-- Do this --
Word for word, set down the records and skip each picture.

[Dataset records on visual material]
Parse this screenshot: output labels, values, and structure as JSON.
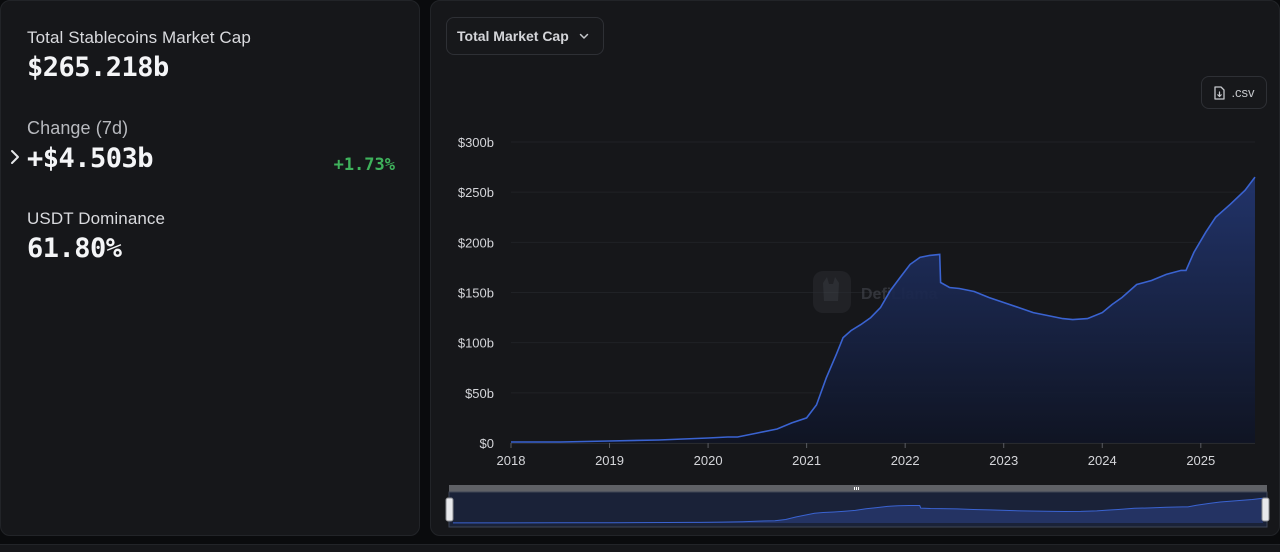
{
  "stats": {
    "market_cap": {
      "label": "Total Stablecoins Market Cap",
      "value": "$265.218b"
    },
    "change": {
      "label": "Change (7d)",
      "value": "+$4.503b",
      "percent": "+1.73%"
    },
    "dominance": {
      "label": "USDT Dominance",
      "value": "61.80%"
    }
  },
  "controls": {
    "metric_dropdown": "Total Market Cap",
    "csv_button": ".csv"
  },
  "watermark": "DefiLlama",
  "colors": {
    "line": "#3a63d1",
    "positive": "#3fb25c",
    "area_top": "#22356e"
  },
  "chart_data": {
    "type": "area",
    "title": "",
    "xlabel": "",
    "ylabel": "",
    "x_tick_labels": [
      "2018",
      "2019",
      "2020",
      "2021",
      "2022",
      "2023",
      "2024",
      "2025"
    ],
    "y_tick_labels": [
      "$0",
      "$50b",
      "$100b",
      "$150b",
      "$200b",
      "$250b",
      "$300b"
    ],
    "xlim": [
      2018.0,
      2025.55
    ],
    "ylim": [
      0,
      300
    ],
    "grid": true,
    "series": [
      {
        "x": [
          2018.0,
          2018.5,
          2019.0,
          2019.5,
          2020.0,
          2020.2,
          2020.3,
          2020.5,
          2020.7,
          2020.85,
          2021.0,
          2021.1,
          2021.2,
          2021.3,
          2021.37,
          2021.45,
          2021.55,
          2021.65,
          2021.75,
          2021.85,
          2021.95,
          2022.05,
          2022.15,
          2022.25,
          2022.35,
          2022.36,
          2022.45,
          2022.55,
          2022.7,
          2022.85,
          2023.0,
          2023.15,
          2023.3,
          2023.45,
          2023.6,
          2023.7,
          2023.85,
          2024.0,
          2024.1,
          2024.2,
          2024.35,
          2024.5,
          2024.65,
          2024.8,
          2024.85,
          2024.93,
          2025.05,
          2025.15,
          2025.3,
          2025.45,
          2025.55
        ],
        "values": [
          1,
          1,
          2,
          3,
          5,
          6,
          6,
          10,
          14,
          20,
          25,
          38,
          65,
          88,
          105,
          112,
          118,
          125,
          135,
          152,
          165,
          178,
          185,
          187,
          188,
          160,
          155,
          154,
          151,
          145,
          140,
          135,
          130,
          127,
          124,
          123,
          124,
          130,
          138,
          145,
          158,
          162,
          168,
          172,
          172,
          190,
          210,
          225,
          238,
          252,
          265
        ]
      }
    ]
  }
}
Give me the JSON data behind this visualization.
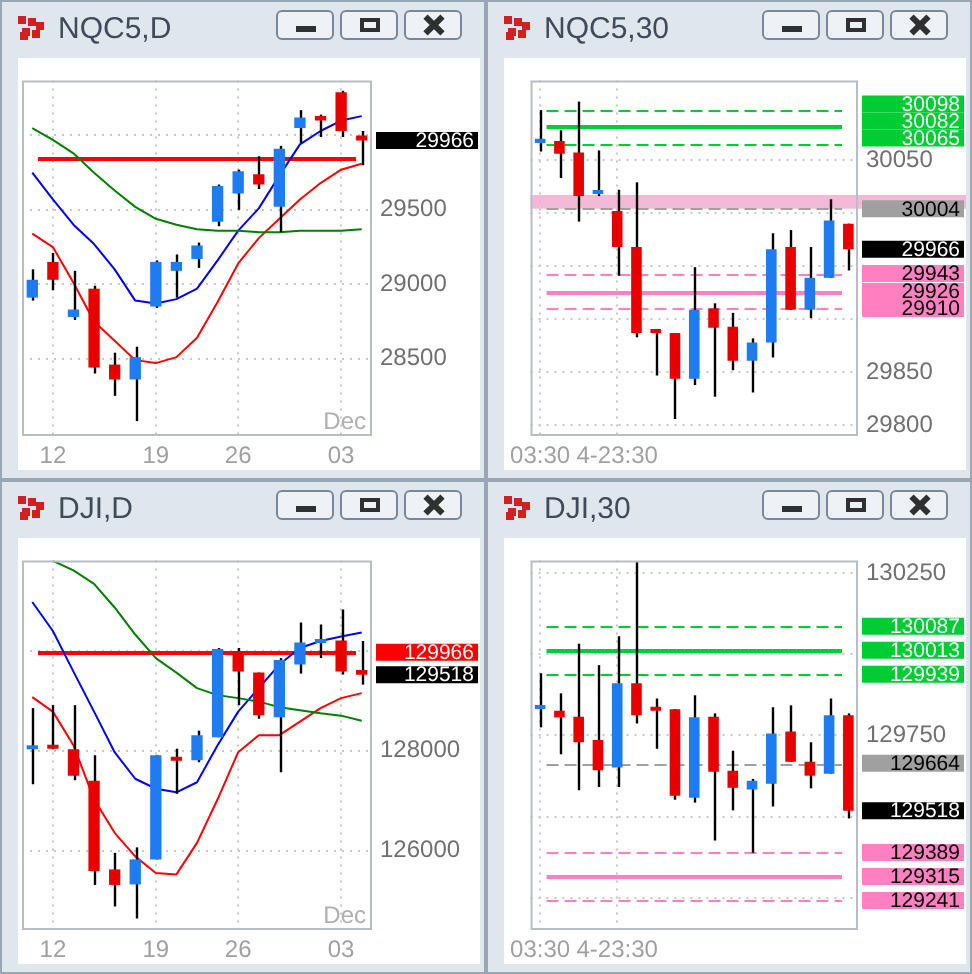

-- Final answer --
Parse this screenshot: output labels, values, and structure as JSON.
{
  "stats": {
    "market_cap": {
      "label": "Total Stablecoins Market Cap",
      "value": "$265.218b"
    },
    "change": {
      "label": "Change (7d)",
      "value": "+$4.503b",
      "percent": "+1.73%"
    },
    "dominance": {
      "label": "USDT Dominance",
      "value": "61.80%"
    }
  },
  "controls": {
    "metric_dropdown": "Total Market Cap",
    "csv_button": ".csv"
  },
  "watermark": "DefiLlama",
  "colors": {
    "line": "#3a63d1",
    "positive": "#3fb25c",
    "area_top": "#22356e"
  },
  "chart_data": {
    "type": "area",
    "title": "",
    "xlabel": "",
    "ylabel": "",
    "x_tick_labels": [
      "2018",
      "2019",
      "2020",
      "2021",
      "2022",
      "2023",
      "2024",
      "2025"
    ],
    "y_tick_labels": [
      "$0",
      "$50b",
      "$100b",
      "$150b",
      "$200b",
      "$250b",
      "$300b"
    ],
    "xlim": [
      2018.0,
      2025.55
    ],
    "ylim": [
      0,
      300
    ],
    "grid": true,
    "series": [
      {
        "x": [
          2018.0,
          2018.5,
          2019.0,
          2019.5,
          2020.0,
          2020.2,
          2020.3,
          2020.5,
          2020.7,
          2020.85,
          2021.0,
          2021.1,
          2021.2,
          2021.3,
          2021.37,
          2021.45,
          2021.55,
          2021.65,
          2021.75,
          2021.85,
          2021.95,
          2022.05,
          2022.15,
          2022.25,
          2022.35,
          2022.36,
          2022.45,
          2022.55,
          2022.7,
          2022.85,
          2023.0,
          2023.15,
          2023.3,
          2023.45,
          2023.6,
          2023.7,
          2023.85,
          2024.0,
          2024.1,
          2024.2,
          2024.35,
          2024.5,
          2024.65,
          2024.8,
          2024.85,
          2024.93,
          2025.05,
          2025.15,
          2025.3,
          2025.45,
          2025.55
        ],
        "values": [
          1,
          1,
          2,
          3,
          5,
          6,
          6,
          10,
          14,
          20,
          25,
          38,
          65,
          88,
          105,
          112,
          118,
          125,
          135,
          152,
          165,
          178,
          185,
          187,
          188,
          160,
          155,
          154,
          151,
          145,
          140,
          135,
          130,
          127,
          124,
          123,
          124,
          130,
          138,
          145,
          158,
          162,
          168,
          172,
          172,
          190,
          210,
          225,
          238,
          252,
          265
        ]
      }
    ]
  }
}
Give me the JSON data behind this visualization.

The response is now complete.